>> begin DATA EXTRACT

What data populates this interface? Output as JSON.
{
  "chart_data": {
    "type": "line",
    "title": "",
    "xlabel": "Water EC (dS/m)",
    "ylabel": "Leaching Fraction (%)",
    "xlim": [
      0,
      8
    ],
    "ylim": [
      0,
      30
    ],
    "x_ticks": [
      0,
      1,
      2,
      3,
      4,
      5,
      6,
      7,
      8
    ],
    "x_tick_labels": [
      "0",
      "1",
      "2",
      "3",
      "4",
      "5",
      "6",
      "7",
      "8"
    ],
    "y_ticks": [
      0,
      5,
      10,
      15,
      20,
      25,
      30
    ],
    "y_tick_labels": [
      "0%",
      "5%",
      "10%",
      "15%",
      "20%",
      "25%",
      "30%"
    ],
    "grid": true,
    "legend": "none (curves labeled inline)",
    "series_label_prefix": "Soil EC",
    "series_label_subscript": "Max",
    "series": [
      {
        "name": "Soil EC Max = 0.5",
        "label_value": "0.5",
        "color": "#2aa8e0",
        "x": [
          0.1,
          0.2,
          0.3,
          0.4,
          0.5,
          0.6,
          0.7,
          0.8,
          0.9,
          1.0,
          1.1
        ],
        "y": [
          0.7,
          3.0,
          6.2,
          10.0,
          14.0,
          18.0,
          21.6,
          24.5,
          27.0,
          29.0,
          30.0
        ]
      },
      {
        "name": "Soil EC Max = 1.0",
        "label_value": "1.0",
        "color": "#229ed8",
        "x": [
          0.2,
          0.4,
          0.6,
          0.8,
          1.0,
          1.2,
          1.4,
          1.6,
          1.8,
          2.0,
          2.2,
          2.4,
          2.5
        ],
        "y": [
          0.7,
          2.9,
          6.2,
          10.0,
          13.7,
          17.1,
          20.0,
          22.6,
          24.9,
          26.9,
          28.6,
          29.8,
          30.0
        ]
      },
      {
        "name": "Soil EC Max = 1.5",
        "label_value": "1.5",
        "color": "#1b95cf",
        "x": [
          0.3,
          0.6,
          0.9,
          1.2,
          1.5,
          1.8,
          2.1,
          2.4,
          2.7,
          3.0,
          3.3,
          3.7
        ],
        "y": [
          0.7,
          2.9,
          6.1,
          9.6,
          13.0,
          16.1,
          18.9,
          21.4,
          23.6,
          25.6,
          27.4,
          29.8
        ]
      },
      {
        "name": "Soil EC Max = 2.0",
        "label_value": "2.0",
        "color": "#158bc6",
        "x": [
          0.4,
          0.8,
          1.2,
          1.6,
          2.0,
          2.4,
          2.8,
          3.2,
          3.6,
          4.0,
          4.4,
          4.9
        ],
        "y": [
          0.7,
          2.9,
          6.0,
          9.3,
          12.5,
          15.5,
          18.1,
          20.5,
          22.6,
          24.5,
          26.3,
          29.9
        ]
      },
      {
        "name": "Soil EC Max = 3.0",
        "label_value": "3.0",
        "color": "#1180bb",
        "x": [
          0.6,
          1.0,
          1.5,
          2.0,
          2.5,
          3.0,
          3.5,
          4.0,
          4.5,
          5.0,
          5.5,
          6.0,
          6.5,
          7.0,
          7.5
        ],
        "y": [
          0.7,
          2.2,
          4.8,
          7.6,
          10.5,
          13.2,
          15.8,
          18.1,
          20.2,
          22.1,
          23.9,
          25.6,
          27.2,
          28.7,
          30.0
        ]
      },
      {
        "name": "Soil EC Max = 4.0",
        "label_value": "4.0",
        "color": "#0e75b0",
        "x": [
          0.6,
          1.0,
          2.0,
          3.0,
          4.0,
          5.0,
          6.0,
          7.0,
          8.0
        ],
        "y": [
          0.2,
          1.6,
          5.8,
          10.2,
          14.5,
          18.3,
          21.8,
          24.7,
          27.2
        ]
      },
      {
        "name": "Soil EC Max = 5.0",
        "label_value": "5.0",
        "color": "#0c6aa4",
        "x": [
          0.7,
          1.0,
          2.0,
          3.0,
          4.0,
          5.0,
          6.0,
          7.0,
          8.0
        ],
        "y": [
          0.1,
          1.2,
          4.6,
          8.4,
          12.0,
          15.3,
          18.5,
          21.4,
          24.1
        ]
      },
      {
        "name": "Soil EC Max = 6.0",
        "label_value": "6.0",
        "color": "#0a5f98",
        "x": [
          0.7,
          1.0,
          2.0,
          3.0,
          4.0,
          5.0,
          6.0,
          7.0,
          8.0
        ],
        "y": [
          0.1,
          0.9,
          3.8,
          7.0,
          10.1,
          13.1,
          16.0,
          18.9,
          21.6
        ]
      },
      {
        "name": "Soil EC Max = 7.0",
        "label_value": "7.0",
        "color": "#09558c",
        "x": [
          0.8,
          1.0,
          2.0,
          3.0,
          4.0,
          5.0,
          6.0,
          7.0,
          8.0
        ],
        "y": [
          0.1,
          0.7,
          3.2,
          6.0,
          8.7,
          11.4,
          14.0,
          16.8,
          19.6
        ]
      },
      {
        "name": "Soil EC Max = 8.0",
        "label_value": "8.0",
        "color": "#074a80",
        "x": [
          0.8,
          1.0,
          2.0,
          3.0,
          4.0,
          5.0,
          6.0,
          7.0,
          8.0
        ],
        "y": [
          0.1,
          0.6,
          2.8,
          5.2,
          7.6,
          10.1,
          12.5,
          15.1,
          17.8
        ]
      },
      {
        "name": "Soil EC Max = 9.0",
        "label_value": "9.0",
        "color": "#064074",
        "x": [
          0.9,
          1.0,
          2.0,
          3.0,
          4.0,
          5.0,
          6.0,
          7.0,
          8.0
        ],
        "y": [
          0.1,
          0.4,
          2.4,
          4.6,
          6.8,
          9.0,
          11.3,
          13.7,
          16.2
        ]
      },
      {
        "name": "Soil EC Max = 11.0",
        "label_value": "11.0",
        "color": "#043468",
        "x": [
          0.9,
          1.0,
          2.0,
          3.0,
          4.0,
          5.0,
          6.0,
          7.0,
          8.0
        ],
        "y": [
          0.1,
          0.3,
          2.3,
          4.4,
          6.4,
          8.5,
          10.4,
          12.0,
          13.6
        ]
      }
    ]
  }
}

>> end DATA EXTRACT

WHAT IS REQUIRED
From the data, pick out every line that includes "name".

OUTPUT FOR THIS TASK
        "name": "Soil EC Max = 0.5",
        "name": "Soil EC Max = 1.0",
        "name": "Soil EC Max = 1.5",
        "name": "Soil EC Max = 2.0",
        "name": "Soil EC Max = 3.0",
        "name": "Soil EC Max = 4.0",
        "name": "Soil EC Max = 5.0",
        "name": "Soil EC Max = 6.0",
        "name": "Soil EC Max = 7.0",
        "name": "Soil EC Max = 8.0",
        "name": "Soil EC Max = 9.0",
        "name": "Soil EC Max = 11.0",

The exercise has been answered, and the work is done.